▶ Trecho:
>>
Por Alain Gresh (Le Monde Diplomatique)
Tradução: Arabizando




"As negociações tiveram que começar com a decisão de congelar a construção de colonatos.
Nós pensamos que não conseguiríamos alcançar esse objetivo por causa do engodo do governo israelense, então nós desistimos," um oficial sênior da administração Obama contou à Nahum Barnea, do jornal israelense Yediot Aharonot, sobre o fracasso nas negociações israelo-palestinas. (O mesmo pediu para permanecer anônimo.) "Nós não percebemos como Netanyahu estave usando seus anúncios de propostas para construção de colonatos como um meio de assegurar a sobrevivência de seu próprio governo. Nós não nos apercebemos que a construção contínua permitiu aos ministros em seu próprio governo sabotar, de forma muito efetiva, o sucesso das conversações. ...Apenas agora, depois que as conversações fracassaram, nós aprendemos que  isso [a construção de 14,000 habitações] tem também o objetivo de expropriar terras em larga escala."

Quando perguntado se estava surpreso por descobrir que os israelenses não se importavam realmente com o que aconteceu às negociações, ele respondeu: "Nos surpreendeu completamente. Quando [Moshe] Yaalon, seu ministro da defesa, disse que a única coisa que [o Secretário de Estado dos Estados Unidos] John Kerry quer é ganhar um Prêmio Nobel, o insulto foi grande. Nós estávamos fazendo isso por vocês e pelos palestinos."
<<
▶ Dados apresentados:
>>
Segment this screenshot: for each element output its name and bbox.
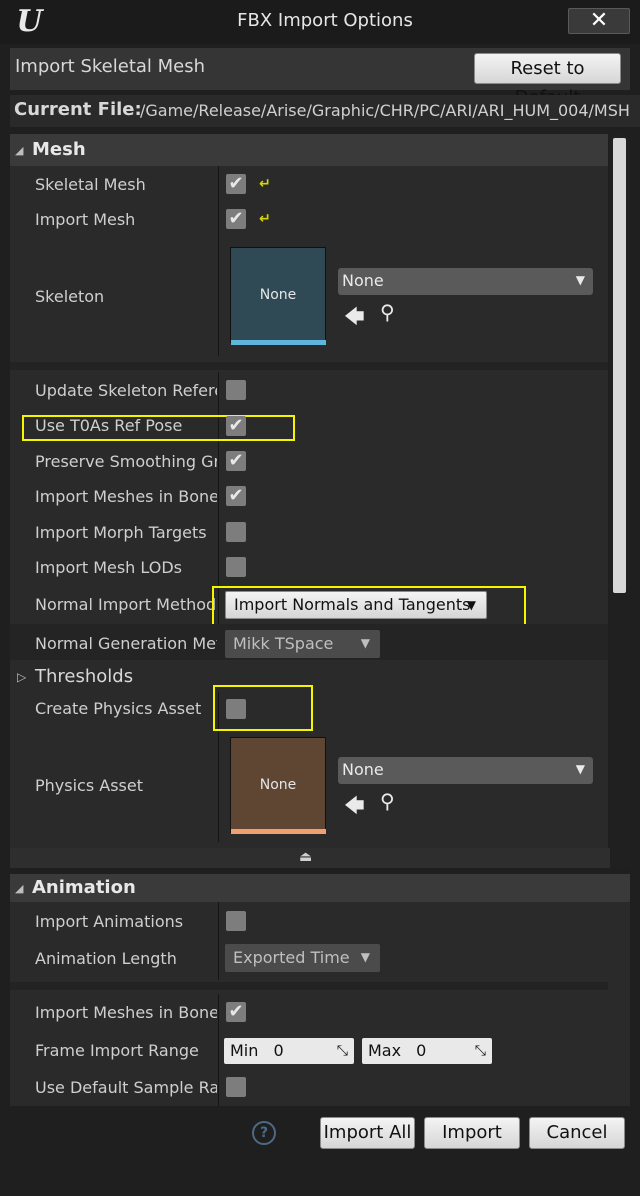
<<
▶ Tarefa: Escreva a continuação do trecho sobre o fracasso das negociações israelo-palestinas, começando logo após a última frase dele.

▶ Resultado da tarefa:
Apesar de todas as fontes de Barnea serem anônimas, o mesmo teve acesso à todos os oficiais norte-americanos, e em especial à Martin Indyk, o enviado especial do Presidente Barack Obama para as negociações israelo-palestinas. O principal argumento pode ser resumido como "nós [os EUA] não sabíamos". Eles não sabiam o que «colonatos» significava; eles não sabiam que o governo israelense não estava interessado em negociar.

Isso é credível? Como, depois de estar envolvido por quatro décadas no "processo de paz", poderiam os EUA, principal aliado de Israel, não saber? É possível que John Kerry tenha devotado tanta energia em resolver este conflito - voando para o Oriente Médio tantas vezes, com tantas horas de conversações, conversas telefônicas e vídeo-conferencias, e reuniões com a maioria dos líderes da região cara-a-cara - e ter descobrido apenas agora que os israelenses não estão interessados em negociações? O Processo de Oslo tem estado morto e enterrado por mais de uma década.
Mais de 350,000 israelenses se assentaram na Cisjordânia e Jerusalém Oriental desde 1993.
E Washington ainda não entendeu?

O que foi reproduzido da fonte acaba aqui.